== Directive ==
From the entries below, list each line with "structured".

[Data entries]
- - - - - - -

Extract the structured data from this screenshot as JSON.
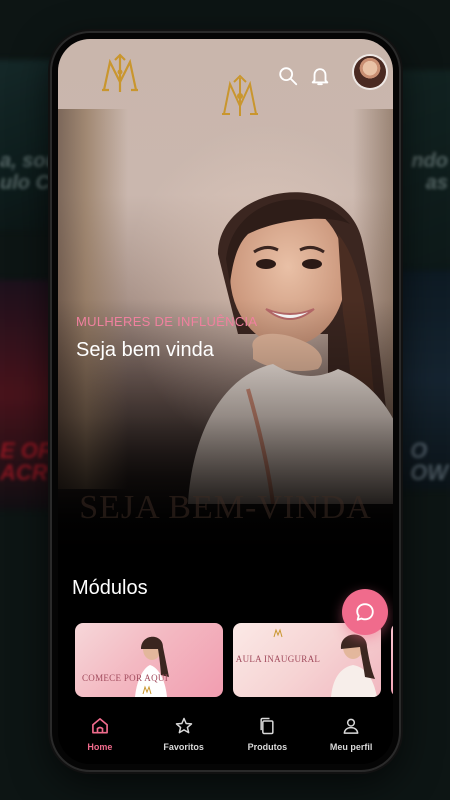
{
  "background": {
    "promo_left_top": "a, sou\nulo Co",
    "promo_right_top": "ndo\nas",
    "promo_left_bottom": "E OF\nACR",
    "promo_right_bottom": "O\nOW"
  },
  "header": {
    "search_icon": "search-icon",
    "notifications_icon": "bell-icon"
  },
  "hero": {
    "eyebrow": "MULHERES DE INFLUÊNCIA",
    "title": "Seja bem vinda",
    "banner_text": "SEJA BEM-VINDA"
  },
  "modules": {
    "title": "Módulos",
    "cards": [
      {
        "label": "COMECE POR AQUI"
      },
      {
        "label": "AULA INAUGURAL"
      }
    ]
  },
  "chat_button": {
    "icon": "chat-bubble-icon"
  },
  "nav": {
    "items": [
      {
        "label": "Home",
        "icon": "home-icon",
        "active": true
      },
      {
        "label": "Favoritos",
        "icon": "star-icon",
        "active": false
      },
      {
        "label": "Produtos",
        "icon": "copy-icon",
        "active": false
      },
      {
        "label": "Meu perfil",
        "icon": "user-icon",
        "active": false
      }
    ]
  },
  "colors": {
    "accent": "#f06b8c",
    "gold": "#c9962e",
    "background": "#000000"
  }
}
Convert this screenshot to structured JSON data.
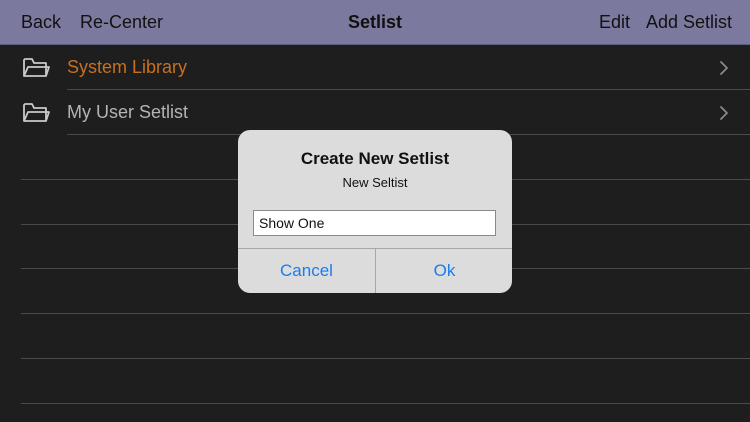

- - - - - - -

== Task answer ==
Extract the structured data from this screenshot as JSON.
Convert this screenshot to structured JSON data.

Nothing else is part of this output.